- Short exercise -
Scan the listing and work out how many lines contain the word "хорда". Nothing but the number should be given.

Collected data entries

+++++

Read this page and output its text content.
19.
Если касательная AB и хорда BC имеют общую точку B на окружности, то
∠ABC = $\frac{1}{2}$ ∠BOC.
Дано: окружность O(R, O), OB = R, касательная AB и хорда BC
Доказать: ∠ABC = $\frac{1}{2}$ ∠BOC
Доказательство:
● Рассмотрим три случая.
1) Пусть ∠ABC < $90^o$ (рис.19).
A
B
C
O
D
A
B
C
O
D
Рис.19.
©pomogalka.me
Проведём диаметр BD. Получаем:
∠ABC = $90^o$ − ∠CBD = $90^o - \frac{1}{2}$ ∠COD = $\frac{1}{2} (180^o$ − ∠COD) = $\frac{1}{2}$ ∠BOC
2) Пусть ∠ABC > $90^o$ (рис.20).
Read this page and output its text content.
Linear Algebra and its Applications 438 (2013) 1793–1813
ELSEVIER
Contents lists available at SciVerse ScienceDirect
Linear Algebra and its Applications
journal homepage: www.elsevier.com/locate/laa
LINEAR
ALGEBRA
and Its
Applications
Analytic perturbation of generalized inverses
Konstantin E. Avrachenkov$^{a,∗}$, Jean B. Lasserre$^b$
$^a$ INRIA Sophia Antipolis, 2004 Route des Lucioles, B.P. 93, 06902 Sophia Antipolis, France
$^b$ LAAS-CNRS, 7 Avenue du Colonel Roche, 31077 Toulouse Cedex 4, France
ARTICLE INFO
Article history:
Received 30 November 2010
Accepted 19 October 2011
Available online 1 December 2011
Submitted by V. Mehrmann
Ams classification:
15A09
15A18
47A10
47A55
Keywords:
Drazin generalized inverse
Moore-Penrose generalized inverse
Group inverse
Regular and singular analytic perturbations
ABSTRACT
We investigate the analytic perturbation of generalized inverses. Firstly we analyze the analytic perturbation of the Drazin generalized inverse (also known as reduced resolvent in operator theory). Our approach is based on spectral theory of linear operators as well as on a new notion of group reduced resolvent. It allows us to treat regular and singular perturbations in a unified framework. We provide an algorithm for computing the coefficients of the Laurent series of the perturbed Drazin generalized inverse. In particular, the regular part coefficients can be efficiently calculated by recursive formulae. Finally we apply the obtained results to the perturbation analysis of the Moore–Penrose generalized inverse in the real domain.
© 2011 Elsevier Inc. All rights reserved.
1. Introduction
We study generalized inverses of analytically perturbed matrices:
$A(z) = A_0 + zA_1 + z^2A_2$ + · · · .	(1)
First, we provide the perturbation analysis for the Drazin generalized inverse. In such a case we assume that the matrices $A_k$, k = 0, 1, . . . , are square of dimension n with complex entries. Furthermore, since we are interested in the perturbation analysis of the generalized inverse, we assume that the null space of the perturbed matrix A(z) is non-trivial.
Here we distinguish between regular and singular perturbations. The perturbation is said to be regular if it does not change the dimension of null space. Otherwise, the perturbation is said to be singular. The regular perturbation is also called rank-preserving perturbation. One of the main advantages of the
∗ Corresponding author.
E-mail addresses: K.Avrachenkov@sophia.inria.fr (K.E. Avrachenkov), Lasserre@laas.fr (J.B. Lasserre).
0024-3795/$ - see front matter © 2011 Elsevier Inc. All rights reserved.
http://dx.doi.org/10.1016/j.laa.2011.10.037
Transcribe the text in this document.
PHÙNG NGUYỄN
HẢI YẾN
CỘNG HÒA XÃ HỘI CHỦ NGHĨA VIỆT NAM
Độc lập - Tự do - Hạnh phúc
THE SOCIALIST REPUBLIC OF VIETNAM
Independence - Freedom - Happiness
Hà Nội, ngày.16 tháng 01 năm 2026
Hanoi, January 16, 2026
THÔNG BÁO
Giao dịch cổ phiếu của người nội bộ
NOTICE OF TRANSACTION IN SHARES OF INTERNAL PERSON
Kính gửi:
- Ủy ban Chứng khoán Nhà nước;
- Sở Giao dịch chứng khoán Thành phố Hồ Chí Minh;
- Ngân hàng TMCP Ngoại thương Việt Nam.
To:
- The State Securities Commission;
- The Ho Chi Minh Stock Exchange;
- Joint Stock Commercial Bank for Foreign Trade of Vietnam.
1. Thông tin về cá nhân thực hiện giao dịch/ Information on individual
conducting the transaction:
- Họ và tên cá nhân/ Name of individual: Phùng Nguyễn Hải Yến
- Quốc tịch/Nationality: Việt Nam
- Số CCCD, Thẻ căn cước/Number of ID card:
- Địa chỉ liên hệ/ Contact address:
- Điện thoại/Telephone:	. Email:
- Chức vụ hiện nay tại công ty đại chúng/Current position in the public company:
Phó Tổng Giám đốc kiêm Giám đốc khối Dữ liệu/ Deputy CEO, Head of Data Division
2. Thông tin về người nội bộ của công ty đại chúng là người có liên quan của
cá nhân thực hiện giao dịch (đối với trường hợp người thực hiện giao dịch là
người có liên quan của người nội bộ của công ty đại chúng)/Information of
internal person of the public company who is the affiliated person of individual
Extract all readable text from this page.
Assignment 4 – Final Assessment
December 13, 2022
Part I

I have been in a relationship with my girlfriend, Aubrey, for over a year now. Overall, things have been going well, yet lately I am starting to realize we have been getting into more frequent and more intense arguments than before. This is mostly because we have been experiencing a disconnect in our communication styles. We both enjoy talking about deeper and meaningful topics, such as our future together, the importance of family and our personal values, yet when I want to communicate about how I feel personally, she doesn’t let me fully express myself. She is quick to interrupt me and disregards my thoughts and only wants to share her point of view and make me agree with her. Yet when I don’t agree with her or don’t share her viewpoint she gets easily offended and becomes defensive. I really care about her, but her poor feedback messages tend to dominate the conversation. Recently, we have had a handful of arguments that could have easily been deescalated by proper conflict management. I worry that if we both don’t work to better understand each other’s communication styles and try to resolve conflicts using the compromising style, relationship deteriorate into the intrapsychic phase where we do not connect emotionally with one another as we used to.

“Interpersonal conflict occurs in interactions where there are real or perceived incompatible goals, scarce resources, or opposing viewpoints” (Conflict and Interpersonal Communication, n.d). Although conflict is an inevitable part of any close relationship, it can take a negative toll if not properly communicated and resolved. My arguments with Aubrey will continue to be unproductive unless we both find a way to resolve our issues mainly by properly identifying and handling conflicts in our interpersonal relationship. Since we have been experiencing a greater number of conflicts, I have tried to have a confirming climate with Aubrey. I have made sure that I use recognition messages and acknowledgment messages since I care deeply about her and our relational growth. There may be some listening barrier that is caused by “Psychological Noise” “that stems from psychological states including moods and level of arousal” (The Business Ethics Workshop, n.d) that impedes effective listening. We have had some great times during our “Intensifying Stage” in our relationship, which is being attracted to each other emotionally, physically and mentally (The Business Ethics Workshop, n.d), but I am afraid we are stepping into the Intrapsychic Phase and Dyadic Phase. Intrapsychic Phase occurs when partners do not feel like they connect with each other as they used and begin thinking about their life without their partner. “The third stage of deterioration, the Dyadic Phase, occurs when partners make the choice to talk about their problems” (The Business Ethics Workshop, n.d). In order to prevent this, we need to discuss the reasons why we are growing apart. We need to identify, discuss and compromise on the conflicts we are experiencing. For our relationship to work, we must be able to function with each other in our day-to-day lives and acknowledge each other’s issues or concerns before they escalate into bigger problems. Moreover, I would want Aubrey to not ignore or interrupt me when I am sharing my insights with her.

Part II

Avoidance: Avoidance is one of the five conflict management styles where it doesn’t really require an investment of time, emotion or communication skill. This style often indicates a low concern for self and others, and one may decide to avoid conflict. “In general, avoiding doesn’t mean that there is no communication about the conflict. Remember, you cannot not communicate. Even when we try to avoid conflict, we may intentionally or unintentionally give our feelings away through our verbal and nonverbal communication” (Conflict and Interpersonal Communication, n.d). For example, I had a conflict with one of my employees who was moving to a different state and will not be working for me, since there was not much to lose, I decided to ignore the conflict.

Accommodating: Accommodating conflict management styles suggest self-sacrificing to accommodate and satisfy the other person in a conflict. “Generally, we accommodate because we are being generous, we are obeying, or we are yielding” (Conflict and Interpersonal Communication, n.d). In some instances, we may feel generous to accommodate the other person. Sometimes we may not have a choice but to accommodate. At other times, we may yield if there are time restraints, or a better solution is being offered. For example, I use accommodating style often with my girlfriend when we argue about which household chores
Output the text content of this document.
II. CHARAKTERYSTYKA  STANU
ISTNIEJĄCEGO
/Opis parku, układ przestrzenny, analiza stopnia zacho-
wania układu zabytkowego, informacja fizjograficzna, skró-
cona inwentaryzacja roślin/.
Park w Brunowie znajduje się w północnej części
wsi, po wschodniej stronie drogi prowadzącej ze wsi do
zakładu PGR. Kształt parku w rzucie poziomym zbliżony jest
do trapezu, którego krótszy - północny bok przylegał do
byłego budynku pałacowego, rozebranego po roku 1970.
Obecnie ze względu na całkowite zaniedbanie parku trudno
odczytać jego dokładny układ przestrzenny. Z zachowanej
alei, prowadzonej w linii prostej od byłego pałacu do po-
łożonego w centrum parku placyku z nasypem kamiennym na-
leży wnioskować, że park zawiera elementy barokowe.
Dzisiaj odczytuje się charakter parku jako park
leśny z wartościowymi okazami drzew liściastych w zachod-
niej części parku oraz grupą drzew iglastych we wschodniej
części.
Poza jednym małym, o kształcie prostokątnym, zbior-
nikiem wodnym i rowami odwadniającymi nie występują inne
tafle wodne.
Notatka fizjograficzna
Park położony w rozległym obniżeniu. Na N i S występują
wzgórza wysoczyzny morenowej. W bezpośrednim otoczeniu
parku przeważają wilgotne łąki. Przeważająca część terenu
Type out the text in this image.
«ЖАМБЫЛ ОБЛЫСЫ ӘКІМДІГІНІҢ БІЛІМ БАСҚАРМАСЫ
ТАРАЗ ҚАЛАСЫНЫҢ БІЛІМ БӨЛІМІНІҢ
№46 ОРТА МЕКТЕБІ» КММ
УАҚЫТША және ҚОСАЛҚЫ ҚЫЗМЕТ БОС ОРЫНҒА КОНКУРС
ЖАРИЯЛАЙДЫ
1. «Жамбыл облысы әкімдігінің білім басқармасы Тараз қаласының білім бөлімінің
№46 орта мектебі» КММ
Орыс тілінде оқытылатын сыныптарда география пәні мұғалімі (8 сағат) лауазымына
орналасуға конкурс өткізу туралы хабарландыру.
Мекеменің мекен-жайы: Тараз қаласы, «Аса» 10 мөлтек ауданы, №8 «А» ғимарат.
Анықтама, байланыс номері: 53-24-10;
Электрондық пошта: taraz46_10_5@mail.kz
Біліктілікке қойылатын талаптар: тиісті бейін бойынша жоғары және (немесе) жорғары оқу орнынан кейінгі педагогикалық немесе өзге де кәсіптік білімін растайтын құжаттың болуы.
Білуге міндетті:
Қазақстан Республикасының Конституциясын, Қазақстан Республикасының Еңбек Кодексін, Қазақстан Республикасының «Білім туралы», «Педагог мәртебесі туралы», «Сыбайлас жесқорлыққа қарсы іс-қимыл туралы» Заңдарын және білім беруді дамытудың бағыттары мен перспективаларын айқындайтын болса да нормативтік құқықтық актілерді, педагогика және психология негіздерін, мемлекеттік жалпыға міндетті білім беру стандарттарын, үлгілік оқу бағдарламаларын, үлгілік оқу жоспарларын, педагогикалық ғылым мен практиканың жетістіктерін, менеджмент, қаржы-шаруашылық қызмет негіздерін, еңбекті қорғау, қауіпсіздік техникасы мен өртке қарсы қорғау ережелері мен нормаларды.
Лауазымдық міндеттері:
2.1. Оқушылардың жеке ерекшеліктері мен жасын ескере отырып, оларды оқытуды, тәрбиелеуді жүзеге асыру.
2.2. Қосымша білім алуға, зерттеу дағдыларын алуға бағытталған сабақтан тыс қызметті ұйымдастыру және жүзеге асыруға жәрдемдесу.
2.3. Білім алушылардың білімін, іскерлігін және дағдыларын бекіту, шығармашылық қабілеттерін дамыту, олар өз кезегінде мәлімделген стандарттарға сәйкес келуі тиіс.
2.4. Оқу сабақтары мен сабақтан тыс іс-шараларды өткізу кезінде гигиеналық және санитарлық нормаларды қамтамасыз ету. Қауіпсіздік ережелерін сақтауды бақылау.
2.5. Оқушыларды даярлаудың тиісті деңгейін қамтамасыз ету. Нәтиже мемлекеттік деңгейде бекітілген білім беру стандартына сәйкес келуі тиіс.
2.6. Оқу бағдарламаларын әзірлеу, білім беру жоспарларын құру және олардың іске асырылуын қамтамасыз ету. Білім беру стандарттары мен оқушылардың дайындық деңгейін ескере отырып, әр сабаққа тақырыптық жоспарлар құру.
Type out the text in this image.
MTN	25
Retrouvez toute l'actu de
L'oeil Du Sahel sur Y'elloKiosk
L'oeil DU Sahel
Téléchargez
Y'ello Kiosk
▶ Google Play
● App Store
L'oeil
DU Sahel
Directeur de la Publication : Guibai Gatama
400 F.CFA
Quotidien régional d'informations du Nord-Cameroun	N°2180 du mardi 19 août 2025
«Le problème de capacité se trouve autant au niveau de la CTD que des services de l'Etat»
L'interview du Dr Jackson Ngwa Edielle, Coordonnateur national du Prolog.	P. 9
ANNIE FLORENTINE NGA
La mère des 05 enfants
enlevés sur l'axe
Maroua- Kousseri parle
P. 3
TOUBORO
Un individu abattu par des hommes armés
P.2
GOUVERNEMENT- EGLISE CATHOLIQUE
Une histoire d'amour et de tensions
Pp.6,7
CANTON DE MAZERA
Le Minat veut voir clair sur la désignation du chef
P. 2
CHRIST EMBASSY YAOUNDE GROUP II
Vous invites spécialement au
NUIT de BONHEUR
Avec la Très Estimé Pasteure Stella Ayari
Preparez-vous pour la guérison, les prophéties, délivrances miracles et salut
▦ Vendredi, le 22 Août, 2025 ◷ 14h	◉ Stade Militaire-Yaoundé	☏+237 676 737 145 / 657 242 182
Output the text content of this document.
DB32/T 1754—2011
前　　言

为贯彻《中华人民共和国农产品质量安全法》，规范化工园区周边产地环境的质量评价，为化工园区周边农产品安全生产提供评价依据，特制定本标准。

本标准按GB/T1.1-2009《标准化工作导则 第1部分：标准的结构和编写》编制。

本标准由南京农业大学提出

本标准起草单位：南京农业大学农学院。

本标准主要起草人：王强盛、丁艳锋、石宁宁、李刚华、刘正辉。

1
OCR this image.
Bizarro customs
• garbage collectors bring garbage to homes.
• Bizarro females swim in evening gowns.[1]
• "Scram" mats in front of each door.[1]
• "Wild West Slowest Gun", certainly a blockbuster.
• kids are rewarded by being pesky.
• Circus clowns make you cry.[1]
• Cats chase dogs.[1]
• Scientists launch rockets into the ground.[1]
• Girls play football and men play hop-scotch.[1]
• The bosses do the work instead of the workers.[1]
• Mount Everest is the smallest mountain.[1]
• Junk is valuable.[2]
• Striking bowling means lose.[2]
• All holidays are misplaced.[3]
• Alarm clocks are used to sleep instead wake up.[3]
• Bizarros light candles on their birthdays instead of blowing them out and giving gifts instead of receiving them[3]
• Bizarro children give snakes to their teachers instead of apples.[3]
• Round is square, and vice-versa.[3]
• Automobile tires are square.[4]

+++++

- Finished task -
2